◆ INFORMATION SHOWN
···

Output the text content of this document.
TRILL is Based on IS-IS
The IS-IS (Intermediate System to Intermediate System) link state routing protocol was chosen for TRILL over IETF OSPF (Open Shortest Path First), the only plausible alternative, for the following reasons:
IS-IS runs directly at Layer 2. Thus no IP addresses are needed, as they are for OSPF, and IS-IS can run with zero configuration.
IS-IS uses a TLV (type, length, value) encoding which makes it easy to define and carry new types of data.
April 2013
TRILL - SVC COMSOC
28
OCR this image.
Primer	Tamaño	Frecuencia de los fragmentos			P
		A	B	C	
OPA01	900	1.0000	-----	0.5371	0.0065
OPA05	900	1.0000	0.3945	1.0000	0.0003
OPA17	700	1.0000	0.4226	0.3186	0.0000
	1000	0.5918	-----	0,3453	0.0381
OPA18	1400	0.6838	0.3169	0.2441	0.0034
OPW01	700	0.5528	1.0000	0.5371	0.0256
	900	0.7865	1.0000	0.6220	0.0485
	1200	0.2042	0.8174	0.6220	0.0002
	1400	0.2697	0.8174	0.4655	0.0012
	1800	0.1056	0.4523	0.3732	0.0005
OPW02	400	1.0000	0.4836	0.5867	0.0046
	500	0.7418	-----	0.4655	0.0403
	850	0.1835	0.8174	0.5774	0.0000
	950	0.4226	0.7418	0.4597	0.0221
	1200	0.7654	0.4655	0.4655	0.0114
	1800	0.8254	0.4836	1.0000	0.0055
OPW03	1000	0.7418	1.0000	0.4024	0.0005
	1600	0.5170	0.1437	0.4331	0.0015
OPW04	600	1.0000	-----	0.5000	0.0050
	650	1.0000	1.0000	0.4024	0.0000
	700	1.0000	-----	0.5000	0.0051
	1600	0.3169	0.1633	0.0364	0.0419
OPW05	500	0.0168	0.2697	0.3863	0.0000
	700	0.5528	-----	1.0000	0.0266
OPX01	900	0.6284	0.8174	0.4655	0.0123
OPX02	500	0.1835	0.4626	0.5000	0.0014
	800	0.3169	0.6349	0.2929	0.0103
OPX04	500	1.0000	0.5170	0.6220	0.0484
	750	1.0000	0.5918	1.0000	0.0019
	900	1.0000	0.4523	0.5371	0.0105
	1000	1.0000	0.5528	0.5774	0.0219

···

◆ DESCRIPTION OF THE TASK
Pick out all the lines with the word "this" in them and copy them.

◆ ANSWER BELOW
Output the text content of this document.
OCR this image.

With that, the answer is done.